*PROBLEM STATEMENT*
Make an exact copy of the listing below.

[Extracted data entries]
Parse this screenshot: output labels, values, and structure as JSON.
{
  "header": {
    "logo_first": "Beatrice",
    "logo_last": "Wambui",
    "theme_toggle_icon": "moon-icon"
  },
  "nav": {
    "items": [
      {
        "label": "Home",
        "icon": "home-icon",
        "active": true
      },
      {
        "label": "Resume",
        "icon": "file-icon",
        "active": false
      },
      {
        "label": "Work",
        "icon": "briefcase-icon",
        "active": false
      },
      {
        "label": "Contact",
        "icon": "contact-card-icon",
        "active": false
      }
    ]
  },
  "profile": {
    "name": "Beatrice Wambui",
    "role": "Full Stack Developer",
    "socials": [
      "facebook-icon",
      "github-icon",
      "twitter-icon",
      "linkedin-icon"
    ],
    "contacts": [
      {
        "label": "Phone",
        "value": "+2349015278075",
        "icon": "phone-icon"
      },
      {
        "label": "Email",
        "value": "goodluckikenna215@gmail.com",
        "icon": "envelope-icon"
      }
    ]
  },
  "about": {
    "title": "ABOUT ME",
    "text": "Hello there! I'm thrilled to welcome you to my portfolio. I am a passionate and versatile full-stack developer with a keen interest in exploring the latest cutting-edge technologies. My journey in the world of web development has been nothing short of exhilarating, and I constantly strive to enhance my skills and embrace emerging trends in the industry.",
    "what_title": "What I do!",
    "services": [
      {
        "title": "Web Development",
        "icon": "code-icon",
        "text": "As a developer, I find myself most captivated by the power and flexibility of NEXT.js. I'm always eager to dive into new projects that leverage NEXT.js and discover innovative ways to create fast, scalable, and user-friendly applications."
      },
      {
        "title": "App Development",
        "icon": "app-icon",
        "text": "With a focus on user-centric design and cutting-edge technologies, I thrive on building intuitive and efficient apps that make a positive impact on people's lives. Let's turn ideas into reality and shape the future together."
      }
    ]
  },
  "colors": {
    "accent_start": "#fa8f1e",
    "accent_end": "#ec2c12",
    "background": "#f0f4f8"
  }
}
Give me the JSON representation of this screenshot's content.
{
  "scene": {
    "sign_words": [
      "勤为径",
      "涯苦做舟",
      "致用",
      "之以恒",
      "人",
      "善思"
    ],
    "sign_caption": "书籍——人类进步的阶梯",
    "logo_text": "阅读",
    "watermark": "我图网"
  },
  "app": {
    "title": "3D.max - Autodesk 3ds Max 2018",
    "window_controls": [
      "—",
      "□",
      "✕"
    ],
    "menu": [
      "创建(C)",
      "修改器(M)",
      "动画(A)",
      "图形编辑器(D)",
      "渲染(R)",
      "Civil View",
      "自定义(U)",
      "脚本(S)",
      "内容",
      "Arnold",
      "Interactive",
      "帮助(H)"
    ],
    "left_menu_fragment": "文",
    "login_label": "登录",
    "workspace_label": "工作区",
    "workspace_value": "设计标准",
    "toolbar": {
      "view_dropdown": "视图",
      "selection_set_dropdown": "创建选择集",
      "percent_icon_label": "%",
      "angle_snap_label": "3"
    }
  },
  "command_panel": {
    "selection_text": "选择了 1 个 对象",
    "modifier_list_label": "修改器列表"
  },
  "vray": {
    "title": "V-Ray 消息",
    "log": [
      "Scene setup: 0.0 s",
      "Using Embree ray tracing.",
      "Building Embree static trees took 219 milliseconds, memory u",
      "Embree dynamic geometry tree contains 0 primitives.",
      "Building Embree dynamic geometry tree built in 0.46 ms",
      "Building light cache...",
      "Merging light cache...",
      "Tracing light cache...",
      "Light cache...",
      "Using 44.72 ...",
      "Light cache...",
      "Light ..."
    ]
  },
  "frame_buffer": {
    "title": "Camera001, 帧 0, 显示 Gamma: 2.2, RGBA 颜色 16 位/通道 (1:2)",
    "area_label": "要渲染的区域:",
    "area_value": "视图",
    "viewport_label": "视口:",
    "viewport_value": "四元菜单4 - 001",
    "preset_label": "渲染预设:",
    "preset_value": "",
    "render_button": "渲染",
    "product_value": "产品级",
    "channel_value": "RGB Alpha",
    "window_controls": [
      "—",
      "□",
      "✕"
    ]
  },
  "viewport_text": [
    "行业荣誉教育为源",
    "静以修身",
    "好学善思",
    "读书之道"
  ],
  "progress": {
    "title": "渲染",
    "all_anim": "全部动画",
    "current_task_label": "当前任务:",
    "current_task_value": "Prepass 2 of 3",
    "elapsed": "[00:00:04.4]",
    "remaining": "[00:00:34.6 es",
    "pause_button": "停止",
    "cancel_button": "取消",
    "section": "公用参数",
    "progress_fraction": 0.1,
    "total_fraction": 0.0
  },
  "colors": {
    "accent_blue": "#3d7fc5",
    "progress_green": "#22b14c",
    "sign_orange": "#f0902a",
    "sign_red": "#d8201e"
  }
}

*ANSWER IN FULL*
Parse this screenshot: output labels, values, and structure as JSON.
{
  "header": {
    "logo_first": "Beatrice",
    "logo_last": "Wambui",
    "theme_toggle_icon": "moon-icon"
  },
  "nav": {
    "items": [
      {
        "label": "Home",
        "icon": "home-icon",
        "active": true
      },
      {
        "label": "Resume",
        "icon": "file-icon",
        "active": false
      },
      {
        "label": "Work",
        "icon": "briefcase-icon",
        "active": false
      },
      {
        "label": "Contact",
        "icon": "contact-card-icon",
        "active": false
      }
    ]
  },
  "profile": {
    "name": "Beatrice Wambui",
    "role": "Full Stack Developer",
    "socials": [
      "facebook-icon",
      "github-icon",
      "twitter-icon",
      "linkedin-icon"
    ],
    "contacts": [
      {
        "label": "Phone",
        "value": "+2349015278075",
        "icon": "phone-icon"
      },
      {
        "label": "Email",
        "value": "goodluckikenna215@gmail.com",
        "icon": "envelope-icon"
      }
    ]
  },
  "about": {
    "title": "ABOUT ME",
    "text": "Hello there! I'm thrilled to welcome you to my portfolio. I am a passionate and versatile full-stack developer with a keen interest in exploring the latest cutting-edge technologies. My journey in the world of web development has been nothing short of exhilarating, and I constantly strive to enhance my skills and embrace emerging trends in the industry.",
    "what_title": "What I do!",
    "services": [
      {
        "title": "Web Development",
        "icon": "code-icon",
        "text": "As a developer, I find myself most captivated by the power and flexibility of NEXT.js. I'm always eager to dive into new projects that leverage NEXT.js and discover innovative ways to create fast, scalable, and user-friendly applications."
      },
      {
        "title": "App Development",
        "icon": "app-icon",
        "text": "With a focus on user-centric design and cutting-edge technologies, I thrive on building intuitive and efficient apps that make a positive impact on people's lives. Let's turn ideas into reality and shape the future together."
      }
    ]
  },
  "colors": {
    "accent_start": "#fa8f1e",
    "accent_end": "#ec2c12",
    "background": "#f0f4f8"
  }
}
Give me the JSON representation of this screenshot's content.
{
  "scene": {
    "sign_words": [
      "勤为径",
      "涯苦做舟",
      "致用",
      "之以恒",
      "人",
      "善思"
    ],
    "sign_caption": "书籍——人类进步的阶梯",
    "logo_text": "阅读",
    "watermark": "我图网"
  },
  "app": {
    "title": "3D.max - Autodesk 3ds Max 2018",
    "window_controls": [
      "—",
      "□",
      "✕"
    ],
    "menu": [
      "创建(C)",
      "修改器(M)",
      "动画(A)",
      "图形编辑器(D)",
      "渲染(R)",
      "Civil View",
      "自定义(U)",
      "脚本(S)",
      "内容",
      "Arnold",
      "Interactive",
      "帮助(H)"
    ],
    "left_menu_fragment": "文",
    "login_label": "登录",
    "workspace_label": "工作区",
    "workspace_value": "设计标准",
    "toolbar": {
      "view_dropdown": "视图",
      "selection_set_dropdown": "创建选择集",
      "percent_icon_label": "%",
      "angle_snap_label": "3"
    }
  },
  "command_panel": {
    "selection_text": "选择了 1 个 对象",
    "modifier_list_label": "修改器列表"
  },
  "vray": {
    "title": "V-Ray 消息",
    "log": [
      "Scene setup: 0.0 s",
      "Using Embree ray tracing.",
      "Building Embree static trees took 219 milliseconds, memory u",
      "Embree dynamic geometry tree contains 0 primitives.",
      "Building Embree dynamic geometry tree built in 0.46 ms",
      "Building light cache...",
      "Merging light cache...",
      "Tracing light cache...",
      "Light cache...",
      "Using 44.72 ...",
      "Light cache...",
      "Light ..."
    ]
  },
  "frame_buffer": {
    "title": "Camera001, 帧 0, 显示 Gamma: 2.2, RGBA 颜色 16 位/通道 (1:2)",
    "area_label": "要渲染的区域:",
    "area_value": "视图",
    "viewport_label": "视口:",
    "viewport_value": "四元菜单4 - 001",
    "preset_label": "渲染预设:",
    "preset_value": "",
    "render_button": "渲染",
    "product_value": "产品级",
    "channel_value": "RGB Alpha",
    "window_controls": [
      "—",
      "□",
      "✕"
    ]
  },
  "viewport_text": [
    "行业荣誉教育为源",
    "静以修身",
    "好学善思",
    "读书之道"
  ],
  "progress": {
    "title": "渲染",
    "all_anim": "全部动画",
    "current_task_label": "当前任务:",
    "current_task_value": "Prepass 2 of 3",
    "elapsed": "[00:00:04.4]",
    "remaining": "[00:00:34.6 es",
    "pause_button": "停止",
    "cancel_button": "取消",
    "section": "公用参数",
    "progress_fraction": 0.1,
    "total_fraction": 0.0
  },
  "colors": {
    "accent_blue": "#3d7fc5",
    "progress_green": "#22b14c",
    "sign_orange": "#f0902a",
    "sign_red": "#d8201e"
  }
}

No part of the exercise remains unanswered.